[SELECTED EXCERPT — start]
Deborah Lipstadt, Etgar Keret and Ilya Kaminsky take home National Jewish Book Awards
Updated, January 17, 4:32 pm: This story has been updated to include a list to the complete list of winners of the 2019 awards.
Short tales of whimsy, a new translation of the Bible, unsung American matriarchs and two rousing calls to combat the so-called “oldest hatred:” These are the winners of the 69th Annual Jewish Book Awards.
A trio of recognizable scholars led this year’s awards. In nonfiction, Pamela S. Nadell won the Everett Family Foundation Book of the Year award for her ambitious “America’s Jewish Women: A History from Colonial Times to Today.” Legendary Hebrew professor Robert Alter received a Lifetime Achievement Award for the completion of his decades-long opus, “The Hebrew Bible: A Translation with Commentary.” And Forward contributing columnist Deborah E. Lipstadt was awarded the Jewish Education and Identity Award in Memory of Dorothy Kripke for “Antisemitism: Here and Now.”
[SELECTED EXCERPT — finish]
• **EXERCISE 1**
Turn the paragraph of the article on the book awards that starts with "A trio of recognizable scholars" into a list of its three winners, each with the award and book.
• **EXERCISE 2**
Write out the article on the book awards, starting with "Deborah Lipstadt, Etgar" and going on through "the 2019 awards.", with "winners" changed to "recipients".
The lines have no part in this.
[DATASET ENTRIES — start]
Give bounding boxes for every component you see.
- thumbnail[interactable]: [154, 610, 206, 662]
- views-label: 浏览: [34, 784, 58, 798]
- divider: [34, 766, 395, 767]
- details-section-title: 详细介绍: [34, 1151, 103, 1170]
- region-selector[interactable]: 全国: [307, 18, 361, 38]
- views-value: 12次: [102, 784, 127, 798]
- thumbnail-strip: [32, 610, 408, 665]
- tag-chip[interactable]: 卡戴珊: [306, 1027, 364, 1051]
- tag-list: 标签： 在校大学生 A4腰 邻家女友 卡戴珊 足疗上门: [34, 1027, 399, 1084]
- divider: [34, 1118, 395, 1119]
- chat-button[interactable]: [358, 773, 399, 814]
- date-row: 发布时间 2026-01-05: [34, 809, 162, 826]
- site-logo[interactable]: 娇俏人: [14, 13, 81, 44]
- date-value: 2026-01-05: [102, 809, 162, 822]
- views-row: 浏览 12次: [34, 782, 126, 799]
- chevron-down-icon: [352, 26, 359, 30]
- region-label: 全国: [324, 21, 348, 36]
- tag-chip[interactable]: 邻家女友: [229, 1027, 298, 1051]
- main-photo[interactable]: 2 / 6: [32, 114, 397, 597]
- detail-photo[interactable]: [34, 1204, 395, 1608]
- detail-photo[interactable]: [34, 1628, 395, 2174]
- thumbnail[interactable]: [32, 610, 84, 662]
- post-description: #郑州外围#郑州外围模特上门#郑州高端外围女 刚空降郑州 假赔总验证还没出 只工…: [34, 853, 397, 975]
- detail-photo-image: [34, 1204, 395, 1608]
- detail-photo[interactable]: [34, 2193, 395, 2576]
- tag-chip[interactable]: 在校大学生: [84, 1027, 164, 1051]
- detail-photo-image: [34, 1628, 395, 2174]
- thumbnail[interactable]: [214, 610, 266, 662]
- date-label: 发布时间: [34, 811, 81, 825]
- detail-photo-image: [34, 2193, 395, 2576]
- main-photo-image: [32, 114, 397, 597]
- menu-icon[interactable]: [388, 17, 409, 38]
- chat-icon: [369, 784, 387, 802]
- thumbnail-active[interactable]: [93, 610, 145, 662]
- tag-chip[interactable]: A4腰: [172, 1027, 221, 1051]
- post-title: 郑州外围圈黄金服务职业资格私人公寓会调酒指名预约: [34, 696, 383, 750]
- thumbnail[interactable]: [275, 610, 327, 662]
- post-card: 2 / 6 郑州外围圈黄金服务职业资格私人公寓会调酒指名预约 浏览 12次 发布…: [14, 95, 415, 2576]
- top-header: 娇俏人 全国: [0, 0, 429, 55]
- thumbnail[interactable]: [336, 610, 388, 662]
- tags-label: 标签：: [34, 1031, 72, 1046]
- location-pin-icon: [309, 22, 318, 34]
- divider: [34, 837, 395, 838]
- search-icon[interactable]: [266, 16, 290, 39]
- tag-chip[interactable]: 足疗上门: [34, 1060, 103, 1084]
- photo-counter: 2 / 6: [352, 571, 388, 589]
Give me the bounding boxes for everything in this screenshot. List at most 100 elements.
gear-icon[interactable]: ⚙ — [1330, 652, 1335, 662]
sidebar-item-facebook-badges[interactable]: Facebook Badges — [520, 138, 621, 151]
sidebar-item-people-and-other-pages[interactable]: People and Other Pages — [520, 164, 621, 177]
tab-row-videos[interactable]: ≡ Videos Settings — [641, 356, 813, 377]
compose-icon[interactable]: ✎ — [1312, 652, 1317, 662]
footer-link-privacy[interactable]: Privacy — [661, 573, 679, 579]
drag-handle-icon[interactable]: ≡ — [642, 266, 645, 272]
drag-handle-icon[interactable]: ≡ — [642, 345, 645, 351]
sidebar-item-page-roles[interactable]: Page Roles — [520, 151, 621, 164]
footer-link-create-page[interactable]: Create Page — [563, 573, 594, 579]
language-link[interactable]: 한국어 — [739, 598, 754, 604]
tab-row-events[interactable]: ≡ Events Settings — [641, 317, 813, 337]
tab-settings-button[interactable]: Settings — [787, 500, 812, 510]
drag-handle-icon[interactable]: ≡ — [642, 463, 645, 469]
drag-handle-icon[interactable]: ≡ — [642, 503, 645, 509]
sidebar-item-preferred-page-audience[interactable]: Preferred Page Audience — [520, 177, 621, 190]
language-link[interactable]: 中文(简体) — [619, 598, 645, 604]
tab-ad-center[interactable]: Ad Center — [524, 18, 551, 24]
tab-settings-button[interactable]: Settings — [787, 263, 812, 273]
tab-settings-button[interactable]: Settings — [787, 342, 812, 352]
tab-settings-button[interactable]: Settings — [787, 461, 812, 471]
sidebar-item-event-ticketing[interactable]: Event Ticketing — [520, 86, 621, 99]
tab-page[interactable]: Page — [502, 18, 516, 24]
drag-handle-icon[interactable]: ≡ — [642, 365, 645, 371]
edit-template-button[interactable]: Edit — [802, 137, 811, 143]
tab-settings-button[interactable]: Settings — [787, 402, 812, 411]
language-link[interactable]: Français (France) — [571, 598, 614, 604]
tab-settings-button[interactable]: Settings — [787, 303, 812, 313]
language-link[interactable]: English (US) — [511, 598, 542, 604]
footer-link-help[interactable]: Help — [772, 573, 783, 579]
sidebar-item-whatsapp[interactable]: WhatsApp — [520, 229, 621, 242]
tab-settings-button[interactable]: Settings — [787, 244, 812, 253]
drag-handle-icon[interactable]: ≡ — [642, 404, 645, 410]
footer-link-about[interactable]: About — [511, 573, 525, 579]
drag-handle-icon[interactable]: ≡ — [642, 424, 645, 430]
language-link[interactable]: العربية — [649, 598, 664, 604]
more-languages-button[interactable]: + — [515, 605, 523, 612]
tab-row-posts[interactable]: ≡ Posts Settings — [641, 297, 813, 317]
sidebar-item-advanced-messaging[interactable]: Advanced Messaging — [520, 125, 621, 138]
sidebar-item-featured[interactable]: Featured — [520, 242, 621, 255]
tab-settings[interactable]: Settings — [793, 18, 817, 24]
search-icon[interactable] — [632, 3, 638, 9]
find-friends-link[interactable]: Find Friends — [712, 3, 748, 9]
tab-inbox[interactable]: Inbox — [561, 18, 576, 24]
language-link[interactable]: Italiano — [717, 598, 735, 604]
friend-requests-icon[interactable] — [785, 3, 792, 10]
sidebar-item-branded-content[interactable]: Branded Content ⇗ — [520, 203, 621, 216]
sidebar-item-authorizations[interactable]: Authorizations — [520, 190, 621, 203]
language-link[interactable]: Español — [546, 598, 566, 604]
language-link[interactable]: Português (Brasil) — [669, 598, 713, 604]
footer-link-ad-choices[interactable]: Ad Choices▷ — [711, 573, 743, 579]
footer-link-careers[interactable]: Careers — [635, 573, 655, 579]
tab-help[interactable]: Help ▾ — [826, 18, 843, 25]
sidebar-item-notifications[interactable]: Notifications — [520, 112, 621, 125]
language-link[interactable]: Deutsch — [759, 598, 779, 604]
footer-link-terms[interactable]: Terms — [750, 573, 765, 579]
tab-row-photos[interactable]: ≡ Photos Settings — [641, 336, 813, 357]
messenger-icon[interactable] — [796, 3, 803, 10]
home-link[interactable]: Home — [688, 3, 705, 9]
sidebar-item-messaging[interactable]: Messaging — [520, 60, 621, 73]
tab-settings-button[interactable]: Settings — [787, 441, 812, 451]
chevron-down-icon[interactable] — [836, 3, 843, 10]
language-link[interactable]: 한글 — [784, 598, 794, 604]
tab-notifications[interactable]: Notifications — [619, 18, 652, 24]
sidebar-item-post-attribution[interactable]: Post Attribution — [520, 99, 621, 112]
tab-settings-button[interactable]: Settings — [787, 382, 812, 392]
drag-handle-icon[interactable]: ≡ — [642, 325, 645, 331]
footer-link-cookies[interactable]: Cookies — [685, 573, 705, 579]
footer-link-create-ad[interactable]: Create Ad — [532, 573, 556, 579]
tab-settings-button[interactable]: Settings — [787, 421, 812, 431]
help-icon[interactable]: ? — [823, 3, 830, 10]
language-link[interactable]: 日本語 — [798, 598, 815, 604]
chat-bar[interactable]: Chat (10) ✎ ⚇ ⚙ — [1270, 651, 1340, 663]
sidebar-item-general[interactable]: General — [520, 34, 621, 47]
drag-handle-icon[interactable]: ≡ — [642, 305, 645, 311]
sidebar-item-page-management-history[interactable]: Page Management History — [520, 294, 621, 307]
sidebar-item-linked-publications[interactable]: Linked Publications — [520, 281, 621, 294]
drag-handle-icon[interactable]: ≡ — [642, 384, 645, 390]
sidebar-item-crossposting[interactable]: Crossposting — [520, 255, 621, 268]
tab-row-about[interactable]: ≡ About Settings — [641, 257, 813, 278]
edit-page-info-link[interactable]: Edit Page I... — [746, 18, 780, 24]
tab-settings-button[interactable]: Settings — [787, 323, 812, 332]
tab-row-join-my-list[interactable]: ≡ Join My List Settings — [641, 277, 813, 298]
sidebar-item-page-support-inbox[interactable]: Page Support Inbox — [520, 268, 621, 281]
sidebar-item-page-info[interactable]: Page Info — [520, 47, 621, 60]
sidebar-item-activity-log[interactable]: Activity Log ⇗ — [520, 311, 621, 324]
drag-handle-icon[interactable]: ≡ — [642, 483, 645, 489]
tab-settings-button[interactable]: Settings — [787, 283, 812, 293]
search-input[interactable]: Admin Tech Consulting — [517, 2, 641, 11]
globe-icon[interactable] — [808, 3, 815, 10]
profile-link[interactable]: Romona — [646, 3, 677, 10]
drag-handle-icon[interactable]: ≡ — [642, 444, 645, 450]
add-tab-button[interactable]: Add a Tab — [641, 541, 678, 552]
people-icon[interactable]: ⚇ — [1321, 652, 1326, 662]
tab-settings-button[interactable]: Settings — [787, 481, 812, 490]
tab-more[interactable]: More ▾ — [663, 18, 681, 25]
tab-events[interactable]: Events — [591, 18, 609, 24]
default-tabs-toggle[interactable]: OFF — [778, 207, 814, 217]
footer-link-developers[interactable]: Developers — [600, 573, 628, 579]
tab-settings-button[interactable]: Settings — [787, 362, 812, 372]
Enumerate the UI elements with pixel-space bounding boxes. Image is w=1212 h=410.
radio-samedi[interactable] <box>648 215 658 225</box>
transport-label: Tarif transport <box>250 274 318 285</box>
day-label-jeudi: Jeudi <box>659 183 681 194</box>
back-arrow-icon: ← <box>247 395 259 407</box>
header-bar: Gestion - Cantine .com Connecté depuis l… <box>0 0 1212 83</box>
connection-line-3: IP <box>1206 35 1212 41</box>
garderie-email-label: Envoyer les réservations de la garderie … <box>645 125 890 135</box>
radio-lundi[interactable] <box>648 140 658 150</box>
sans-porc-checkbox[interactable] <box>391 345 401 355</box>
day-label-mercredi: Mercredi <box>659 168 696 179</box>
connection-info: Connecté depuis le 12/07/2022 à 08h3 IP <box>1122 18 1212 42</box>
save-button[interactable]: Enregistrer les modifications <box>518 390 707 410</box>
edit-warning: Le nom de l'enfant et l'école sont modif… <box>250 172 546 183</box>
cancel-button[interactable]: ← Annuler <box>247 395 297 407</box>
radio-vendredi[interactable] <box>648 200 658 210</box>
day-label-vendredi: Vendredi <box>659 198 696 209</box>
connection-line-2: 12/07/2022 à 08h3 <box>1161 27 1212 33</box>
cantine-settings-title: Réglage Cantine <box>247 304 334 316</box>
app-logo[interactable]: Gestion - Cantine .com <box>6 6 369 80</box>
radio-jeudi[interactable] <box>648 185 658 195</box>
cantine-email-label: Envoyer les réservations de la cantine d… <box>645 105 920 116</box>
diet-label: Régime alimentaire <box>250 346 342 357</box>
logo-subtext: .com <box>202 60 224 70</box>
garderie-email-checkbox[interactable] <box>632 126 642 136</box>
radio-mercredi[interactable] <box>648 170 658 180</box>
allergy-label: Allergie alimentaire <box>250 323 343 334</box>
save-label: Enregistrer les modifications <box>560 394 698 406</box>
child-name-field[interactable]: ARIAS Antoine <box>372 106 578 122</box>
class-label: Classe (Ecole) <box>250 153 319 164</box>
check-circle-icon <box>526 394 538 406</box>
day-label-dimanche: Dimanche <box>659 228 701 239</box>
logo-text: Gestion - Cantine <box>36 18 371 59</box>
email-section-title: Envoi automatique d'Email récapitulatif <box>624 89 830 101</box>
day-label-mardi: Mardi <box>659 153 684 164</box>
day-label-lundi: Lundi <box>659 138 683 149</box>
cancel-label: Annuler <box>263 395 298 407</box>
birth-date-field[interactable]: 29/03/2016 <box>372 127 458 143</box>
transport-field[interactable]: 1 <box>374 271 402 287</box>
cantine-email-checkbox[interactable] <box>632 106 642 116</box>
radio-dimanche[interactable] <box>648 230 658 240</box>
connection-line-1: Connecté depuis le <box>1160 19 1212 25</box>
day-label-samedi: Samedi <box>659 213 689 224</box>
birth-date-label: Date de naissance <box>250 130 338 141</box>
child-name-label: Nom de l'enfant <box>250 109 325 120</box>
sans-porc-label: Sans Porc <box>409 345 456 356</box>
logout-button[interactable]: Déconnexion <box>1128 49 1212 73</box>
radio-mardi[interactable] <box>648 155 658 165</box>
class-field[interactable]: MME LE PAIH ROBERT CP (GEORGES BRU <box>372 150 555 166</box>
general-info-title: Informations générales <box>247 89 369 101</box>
[DATASET ENTRIES — finish]
• **EXERCISE RESPONSE 1**
- Pamela S. Nadell: Everett Family Foundation Book of the Year award, for "America's Jewish Women: A History from Colonial Times to Today"
- Robert Alter: Lifetime Achievement Award, for the completion of "The Hebrew Bible: A Translation with Commentary"
- Deborah E. Lipstadt: Jewish Education and Identity Award in Memory of Dorothy Kripke, for "Antisemitism: Here and Now"

• **EXERCISE RESPONSE 2**
Deborah Lipstadt, Etgar Keret and Ilya Kaminsky take home National Jewish Book Awards
Updated, January 17, 4:32 pm: This story has been updated to include a list to the complete list of recipients of the 2019 awards.